#### Recorded information:
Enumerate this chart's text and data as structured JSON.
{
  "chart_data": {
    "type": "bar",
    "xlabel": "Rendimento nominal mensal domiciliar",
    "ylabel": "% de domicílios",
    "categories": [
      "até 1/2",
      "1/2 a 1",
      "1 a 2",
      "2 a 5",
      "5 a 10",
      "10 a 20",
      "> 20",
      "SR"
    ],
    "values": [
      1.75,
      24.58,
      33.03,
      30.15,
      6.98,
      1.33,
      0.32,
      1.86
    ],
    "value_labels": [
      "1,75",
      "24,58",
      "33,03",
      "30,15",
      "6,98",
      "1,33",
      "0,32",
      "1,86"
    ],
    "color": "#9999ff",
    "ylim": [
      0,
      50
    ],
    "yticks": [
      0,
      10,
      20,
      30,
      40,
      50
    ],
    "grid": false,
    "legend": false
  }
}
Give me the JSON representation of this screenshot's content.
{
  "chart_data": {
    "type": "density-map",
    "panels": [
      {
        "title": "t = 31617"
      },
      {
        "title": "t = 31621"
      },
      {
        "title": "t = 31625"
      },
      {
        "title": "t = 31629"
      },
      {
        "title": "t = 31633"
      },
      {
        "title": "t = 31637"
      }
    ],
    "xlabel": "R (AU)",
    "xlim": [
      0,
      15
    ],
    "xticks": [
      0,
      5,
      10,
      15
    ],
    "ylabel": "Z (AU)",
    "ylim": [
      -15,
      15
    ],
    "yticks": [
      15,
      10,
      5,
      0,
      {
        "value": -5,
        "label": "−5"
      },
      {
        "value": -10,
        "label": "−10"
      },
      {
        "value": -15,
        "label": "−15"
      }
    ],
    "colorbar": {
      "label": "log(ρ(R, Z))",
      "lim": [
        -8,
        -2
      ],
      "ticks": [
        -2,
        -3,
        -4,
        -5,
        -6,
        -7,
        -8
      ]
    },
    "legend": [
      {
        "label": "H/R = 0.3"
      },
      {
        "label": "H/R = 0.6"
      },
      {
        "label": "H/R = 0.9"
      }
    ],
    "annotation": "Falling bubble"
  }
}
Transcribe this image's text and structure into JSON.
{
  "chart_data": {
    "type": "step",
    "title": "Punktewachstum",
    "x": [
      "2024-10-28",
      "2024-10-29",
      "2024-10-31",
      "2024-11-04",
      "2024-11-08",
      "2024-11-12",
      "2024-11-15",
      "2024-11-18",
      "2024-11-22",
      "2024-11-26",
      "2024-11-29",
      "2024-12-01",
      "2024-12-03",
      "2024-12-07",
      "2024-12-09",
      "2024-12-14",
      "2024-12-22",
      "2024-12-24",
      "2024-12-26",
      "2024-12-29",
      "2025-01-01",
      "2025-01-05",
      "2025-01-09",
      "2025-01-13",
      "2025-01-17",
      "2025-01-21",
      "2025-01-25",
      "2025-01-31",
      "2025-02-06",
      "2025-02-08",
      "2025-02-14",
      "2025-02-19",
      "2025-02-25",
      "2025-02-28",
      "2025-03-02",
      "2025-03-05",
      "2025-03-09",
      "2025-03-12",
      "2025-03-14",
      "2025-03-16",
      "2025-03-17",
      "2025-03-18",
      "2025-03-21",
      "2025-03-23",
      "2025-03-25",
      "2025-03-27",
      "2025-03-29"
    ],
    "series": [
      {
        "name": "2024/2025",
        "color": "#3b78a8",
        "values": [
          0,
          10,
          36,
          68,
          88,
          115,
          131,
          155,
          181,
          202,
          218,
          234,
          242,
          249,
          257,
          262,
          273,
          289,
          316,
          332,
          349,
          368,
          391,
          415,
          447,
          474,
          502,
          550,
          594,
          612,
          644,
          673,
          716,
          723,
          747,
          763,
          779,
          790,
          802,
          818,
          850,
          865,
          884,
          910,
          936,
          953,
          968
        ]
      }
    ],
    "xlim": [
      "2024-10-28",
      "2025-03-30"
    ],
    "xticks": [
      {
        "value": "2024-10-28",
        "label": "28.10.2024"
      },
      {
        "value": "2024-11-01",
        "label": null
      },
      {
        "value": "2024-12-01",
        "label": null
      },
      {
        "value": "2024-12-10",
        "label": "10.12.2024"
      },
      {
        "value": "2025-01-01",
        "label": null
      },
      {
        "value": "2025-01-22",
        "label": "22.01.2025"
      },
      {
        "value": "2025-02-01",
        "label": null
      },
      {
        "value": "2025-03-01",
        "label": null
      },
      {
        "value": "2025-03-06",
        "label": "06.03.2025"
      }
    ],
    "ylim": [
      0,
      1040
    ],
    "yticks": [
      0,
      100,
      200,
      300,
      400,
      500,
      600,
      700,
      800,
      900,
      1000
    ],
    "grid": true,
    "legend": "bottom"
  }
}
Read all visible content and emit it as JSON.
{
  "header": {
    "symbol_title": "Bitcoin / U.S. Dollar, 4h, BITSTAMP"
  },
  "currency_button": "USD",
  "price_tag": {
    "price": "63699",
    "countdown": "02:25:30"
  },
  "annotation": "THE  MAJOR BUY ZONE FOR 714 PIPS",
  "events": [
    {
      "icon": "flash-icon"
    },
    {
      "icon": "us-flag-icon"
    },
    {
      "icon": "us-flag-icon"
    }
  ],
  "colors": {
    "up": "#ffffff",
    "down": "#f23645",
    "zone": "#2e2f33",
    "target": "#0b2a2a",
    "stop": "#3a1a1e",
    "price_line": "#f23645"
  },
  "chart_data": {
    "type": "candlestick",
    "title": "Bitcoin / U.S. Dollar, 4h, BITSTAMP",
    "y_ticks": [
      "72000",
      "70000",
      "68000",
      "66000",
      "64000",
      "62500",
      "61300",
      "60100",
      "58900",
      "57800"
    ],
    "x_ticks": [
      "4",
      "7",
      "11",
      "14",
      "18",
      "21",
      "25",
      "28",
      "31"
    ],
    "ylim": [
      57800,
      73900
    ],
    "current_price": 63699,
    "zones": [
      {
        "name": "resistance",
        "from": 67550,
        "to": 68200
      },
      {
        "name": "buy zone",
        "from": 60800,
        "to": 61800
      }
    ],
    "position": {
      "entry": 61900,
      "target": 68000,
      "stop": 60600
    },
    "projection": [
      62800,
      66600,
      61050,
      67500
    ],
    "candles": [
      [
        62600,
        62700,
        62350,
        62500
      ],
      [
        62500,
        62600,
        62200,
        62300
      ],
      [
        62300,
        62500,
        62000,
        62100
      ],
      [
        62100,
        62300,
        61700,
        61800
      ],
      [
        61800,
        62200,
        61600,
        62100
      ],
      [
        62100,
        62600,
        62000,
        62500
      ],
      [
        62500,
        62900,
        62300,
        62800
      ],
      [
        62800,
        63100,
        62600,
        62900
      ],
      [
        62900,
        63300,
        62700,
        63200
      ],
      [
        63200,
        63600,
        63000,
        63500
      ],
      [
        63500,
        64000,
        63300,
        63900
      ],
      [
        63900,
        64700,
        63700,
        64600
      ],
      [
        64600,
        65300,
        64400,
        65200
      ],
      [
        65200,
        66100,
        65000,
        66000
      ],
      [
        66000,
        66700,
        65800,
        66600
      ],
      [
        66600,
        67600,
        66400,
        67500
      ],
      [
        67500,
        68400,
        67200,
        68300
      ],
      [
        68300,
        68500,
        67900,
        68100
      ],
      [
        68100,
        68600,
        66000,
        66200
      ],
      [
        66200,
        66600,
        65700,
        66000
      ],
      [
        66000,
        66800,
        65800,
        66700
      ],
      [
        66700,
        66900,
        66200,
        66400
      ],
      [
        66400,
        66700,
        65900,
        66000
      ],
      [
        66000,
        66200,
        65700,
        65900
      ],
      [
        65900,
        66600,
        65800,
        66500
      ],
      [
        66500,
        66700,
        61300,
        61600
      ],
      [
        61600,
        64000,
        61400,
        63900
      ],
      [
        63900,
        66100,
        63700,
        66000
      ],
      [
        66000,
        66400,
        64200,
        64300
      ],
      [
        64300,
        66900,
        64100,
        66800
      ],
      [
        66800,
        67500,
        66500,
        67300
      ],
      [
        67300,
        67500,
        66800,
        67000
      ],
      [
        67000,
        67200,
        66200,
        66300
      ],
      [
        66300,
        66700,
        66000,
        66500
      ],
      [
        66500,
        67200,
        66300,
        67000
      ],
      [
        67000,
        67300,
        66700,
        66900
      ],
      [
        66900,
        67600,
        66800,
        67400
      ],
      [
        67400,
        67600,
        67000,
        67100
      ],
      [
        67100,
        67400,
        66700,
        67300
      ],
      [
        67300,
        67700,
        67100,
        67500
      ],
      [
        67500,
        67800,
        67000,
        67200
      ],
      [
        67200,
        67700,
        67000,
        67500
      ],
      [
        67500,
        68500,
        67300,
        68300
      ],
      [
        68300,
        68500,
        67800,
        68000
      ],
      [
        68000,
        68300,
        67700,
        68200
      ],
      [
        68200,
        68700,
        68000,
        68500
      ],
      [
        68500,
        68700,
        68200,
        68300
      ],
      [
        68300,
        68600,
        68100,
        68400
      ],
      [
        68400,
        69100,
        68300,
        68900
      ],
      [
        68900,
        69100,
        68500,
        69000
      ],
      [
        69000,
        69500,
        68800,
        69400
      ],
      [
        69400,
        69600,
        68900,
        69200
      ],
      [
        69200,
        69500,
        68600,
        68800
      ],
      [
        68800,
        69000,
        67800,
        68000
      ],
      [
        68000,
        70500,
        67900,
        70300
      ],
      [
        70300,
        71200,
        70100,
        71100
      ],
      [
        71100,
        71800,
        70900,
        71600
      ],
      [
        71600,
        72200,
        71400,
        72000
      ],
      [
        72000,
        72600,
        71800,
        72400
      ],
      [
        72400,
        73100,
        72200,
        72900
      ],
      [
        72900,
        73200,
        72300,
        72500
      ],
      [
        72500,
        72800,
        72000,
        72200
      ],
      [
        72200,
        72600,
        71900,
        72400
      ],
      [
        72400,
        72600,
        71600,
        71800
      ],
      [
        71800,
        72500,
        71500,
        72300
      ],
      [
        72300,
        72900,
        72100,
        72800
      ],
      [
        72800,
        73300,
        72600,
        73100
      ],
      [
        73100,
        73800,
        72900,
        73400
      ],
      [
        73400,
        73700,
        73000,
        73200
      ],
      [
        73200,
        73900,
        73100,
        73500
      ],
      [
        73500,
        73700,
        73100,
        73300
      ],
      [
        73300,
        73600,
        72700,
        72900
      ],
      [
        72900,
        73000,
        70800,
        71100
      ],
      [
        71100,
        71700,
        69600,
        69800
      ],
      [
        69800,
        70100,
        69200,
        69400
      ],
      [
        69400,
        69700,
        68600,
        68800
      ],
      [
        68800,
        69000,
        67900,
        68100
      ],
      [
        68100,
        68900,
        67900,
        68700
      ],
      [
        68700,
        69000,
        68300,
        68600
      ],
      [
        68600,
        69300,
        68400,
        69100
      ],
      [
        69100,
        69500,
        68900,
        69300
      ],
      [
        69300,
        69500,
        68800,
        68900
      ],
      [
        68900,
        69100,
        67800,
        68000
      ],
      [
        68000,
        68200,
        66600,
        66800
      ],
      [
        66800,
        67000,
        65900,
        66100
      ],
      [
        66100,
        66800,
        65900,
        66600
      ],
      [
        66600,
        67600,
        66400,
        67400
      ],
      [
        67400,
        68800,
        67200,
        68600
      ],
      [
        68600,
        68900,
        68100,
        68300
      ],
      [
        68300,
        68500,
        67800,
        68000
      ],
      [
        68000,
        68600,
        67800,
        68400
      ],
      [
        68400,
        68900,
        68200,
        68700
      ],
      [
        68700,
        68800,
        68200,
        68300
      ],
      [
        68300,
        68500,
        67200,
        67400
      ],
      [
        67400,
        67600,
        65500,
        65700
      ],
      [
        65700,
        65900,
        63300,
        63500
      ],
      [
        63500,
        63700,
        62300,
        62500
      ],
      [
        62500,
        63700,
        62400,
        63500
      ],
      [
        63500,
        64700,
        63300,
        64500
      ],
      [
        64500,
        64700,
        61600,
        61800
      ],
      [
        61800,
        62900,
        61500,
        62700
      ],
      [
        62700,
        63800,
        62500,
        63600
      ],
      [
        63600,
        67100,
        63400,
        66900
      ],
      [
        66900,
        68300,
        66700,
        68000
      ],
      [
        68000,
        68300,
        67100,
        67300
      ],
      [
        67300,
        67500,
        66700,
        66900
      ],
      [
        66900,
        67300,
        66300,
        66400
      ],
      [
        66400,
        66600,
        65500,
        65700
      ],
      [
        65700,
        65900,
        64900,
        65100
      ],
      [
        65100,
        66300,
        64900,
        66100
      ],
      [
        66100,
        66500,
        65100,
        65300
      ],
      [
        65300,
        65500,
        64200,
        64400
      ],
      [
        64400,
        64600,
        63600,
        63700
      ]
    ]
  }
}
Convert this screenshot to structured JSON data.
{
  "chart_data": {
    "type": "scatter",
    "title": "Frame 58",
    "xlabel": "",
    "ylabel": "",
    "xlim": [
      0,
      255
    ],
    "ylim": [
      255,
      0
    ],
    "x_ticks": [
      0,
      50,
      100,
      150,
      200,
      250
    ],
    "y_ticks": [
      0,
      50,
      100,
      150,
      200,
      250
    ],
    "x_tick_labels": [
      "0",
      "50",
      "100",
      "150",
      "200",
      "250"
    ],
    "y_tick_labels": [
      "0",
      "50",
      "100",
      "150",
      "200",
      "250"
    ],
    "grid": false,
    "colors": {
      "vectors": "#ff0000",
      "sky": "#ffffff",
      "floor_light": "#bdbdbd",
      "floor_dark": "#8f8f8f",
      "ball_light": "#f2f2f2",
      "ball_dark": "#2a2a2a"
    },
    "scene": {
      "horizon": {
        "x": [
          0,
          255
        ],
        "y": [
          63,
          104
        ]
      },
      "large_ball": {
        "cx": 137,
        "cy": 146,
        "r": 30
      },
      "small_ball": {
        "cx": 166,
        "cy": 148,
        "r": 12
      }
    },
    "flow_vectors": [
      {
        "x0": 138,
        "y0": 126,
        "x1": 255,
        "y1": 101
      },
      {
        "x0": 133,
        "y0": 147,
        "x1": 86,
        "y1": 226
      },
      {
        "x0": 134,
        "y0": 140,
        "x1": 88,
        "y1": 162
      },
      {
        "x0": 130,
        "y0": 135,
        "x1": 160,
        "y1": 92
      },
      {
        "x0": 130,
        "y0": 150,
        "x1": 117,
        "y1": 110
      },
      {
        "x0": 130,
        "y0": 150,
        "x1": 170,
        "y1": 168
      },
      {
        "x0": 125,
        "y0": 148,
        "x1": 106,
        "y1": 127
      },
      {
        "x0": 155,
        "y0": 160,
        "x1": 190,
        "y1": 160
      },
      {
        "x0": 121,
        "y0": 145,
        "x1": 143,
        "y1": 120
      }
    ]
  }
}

#### Challenge:
Copy out every line of the data that includes the word "annotation".

#### Written response:
    "annotation": "Falling bubble"
  "annotation": "THE  MAJOR BUY ZONE FOR 714 PIPS",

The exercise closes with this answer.